Could you turn every line of the data below into a numbered list, leaving out any blank lines?

-*-

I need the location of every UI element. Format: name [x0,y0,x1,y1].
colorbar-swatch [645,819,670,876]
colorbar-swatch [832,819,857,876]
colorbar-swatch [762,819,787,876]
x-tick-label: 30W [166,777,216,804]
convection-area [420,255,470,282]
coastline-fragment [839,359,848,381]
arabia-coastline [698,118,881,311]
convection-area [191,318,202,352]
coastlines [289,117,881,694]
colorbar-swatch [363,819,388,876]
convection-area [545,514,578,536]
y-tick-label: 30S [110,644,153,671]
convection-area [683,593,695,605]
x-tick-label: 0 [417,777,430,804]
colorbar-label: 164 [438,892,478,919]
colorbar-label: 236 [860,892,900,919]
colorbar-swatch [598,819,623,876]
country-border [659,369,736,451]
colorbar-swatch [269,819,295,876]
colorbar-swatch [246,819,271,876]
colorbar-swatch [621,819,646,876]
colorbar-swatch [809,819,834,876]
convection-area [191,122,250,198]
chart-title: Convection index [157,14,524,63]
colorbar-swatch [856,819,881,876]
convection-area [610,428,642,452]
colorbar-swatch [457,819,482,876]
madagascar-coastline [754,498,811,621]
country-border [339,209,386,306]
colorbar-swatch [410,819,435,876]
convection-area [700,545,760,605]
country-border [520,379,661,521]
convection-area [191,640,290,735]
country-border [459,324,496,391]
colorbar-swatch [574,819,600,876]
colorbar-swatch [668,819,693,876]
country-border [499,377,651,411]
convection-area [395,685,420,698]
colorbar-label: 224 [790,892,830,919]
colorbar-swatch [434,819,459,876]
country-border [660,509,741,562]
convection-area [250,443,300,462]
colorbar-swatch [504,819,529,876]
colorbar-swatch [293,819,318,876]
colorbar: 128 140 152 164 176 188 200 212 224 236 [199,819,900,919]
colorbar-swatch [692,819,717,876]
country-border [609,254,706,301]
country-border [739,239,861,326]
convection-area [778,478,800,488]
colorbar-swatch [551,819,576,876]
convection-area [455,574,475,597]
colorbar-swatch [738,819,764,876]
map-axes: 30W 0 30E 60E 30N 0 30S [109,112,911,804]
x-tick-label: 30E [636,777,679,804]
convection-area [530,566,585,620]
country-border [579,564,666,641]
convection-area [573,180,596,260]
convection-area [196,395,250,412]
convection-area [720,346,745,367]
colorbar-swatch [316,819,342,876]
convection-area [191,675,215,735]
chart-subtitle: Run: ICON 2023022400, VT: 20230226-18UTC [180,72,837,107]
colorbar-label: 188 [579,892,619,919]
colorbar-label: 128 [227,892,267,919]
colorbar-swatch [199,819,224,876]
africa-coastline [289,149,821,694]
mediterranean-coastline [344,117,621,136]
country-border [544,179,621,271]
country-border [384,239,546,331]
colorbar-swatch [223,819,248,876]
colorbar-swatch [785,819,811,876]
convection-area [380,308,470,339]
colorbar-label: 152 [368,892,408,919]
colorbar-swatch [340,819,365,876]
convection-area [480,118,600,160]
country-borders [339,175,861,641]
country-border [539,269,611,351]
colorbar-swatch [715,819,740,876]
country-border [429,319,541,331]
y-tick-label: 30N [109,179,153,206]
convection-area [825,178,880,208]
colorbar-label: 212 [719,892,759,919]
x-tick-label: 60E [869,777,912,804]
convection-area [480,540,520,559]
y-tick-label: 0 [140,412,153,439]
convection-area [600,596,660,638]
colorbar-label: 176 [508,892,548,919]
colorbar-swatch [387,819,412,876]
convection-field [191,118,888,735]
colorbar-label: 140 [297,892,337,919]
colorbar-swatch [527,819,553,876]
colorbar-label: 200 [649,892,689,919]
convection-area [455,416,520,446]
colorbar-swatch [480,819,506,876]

-*-

Result of the task -
1. I need the location of every UI element. Format: name [x0,y0,x1,y1].
2. colorbar-swatch [645,819,670,876]
3. colorbar-swatch [832,819,857,876]
4. colorbar-swatch [762,819,787,876]
5. x-tick-label: 30W [166,777,216,804]
6. convection-area [420,255,470,282]
7. coastline-fragment [839,359,848,381]
8. arabia-coastline [698,118,881,311]
9. convection-area [191,318,202,352]
10. coastlines [289,117,881,694]
11. colorbar-swatch [363,819,388,876]
12. convection-area [545,514,578,536]
13. y-tick-label: 30S [110,644,153,671]
14. convection-area [683,593,695,605]
15. x-tick-label: 0 [417,777,430,804]
16. colorbar-label: 164 [438,892,478,919]
17. colorbar-label: 236 [860,892,900,919]
18. colorbar-swatch [598,819,623,876]
19. country-border [659,369,736,451]
20. colorbar-swatch [269,819,295,876]
21. colorbar-swatch [246,819,271,876]
22. colorbar-swatch [621,819,646,876]
23. colorbar-swatch [809,819,834,876]
24. convection-area [191,122,250,198]
25. chart-title: Convection index [157,14,524,63]
26. colorbar-swatch [856,819,881,876]
27. convection-area [610,428,642,452]
28. colorbar-swatch [457,819,482,876]
29. madagascar-coastline [754,498,811,621]
30. country-border [339,209,386,306]
31. colorbar-swatch [410,819,435,876]
32. convection-area [700,545,760,605]
33. country-border [520,379,661,521]
34. convection-area [191,640,290,735]
35. country-border [459,324,496,391]
36. colorbar-swatch [574,819,600,876]
37. colorbar-swatch [668,819,693,876]
38. country-border [499,377,651,411]
39. convection-area [395,685,420,698]
40. colorbar-label: 224 [790,892,830,919]
41. colorbar-swatch [434,819,459,876]
42. country-border [660,509,741,562]
43. convection-area [250,443,300,462]
44. colorbar-swatch [504,819,529,876]
45. colorbar-swatch [293,819,318,876]
46. colorbar: 128 140 152 164 176 188 200 212 224 236 [199,819,900,919]
47. colorbar-swatch [692,819,717,876]
48. country-border [609,254,706,301]
49. country-border [739,239,861,326]
50. convection-area [778,478,800,488]
51. colorbar-swatch [551,819,576,876]
52. convection-area [455,574,475,597]
53. colorbar-swatch [738,819,764,876]
54. map-axes: 30W 0 30E 60E 30N 0 30S [109,112,911,804]
55. x-tick-label: 30E [636,777,679,804]
56. convection-area [530,566,585,620]
57. country-border [579,564,666,641]
58. convection-area [573,180,596,260]
59. convection-area [196,395,250,412]
60. convection-area [720,346,745,367]
61. colorbar-swatch [316,819,342,876]
62. convection-area [191,675,215,735]
63. chart-subtitle: Run: ICON 2023022400, VT: 20230226-18UTC [180,72,837,107]
64. colorbar-label: 188 [579,892,619,919]
65. colorbar-label: 128 [227,892,267,919]
66. colorbar-swatch [199,819,224,876]
67. africa-coastline [289,149,821,694]
68. mediterranean-coastline [344,117,621,136]
69. country-border [544,179,621,271]
70. country-border [384,239,546,331]
71. colorbar-swatch [223,819,248,876]
72. colorbar-swatch [785,819,811,876]
73. convection-area [380,308,470,339]
74. colorbar-label: 152 [368,892,408,919]
75. colorbar-swatch [340,819,365,876]
76. convection-area [480,118,600,160]
77. country-borders [339,175,861,641]
78. country-border [539,269,611,351]
79. colorbar-swatch [715,819,740,876]
80. country-border [429,319,541,331]
81. y-tick-label: 30N [109,179,153,206]
82. convection-area [825,178,880,208]
83. colorbar-label: 212 [719,892,759,919]
84. x-tick-label: 60E [869,777,912,804]
85. convection-area [480,540,520,559]
86. y-tick-label: 0 [140,412,153,439]
87. convection-area [600,596,660,638]
88. colorbar-label: 176 [508,892,548,919]
89. colorbar-swatch [387,819,412,876]
90. convection-field [191,118,888,735]
91. colorbar-label: 140 [297,892,337,919]
92. colorbar-swatch [527,819,553,876]
93. colorbar-label: 200 [649,892,689,919]
94. convection-area [455,416,520,446]
95. colorbar-swatch [480,819,506,876]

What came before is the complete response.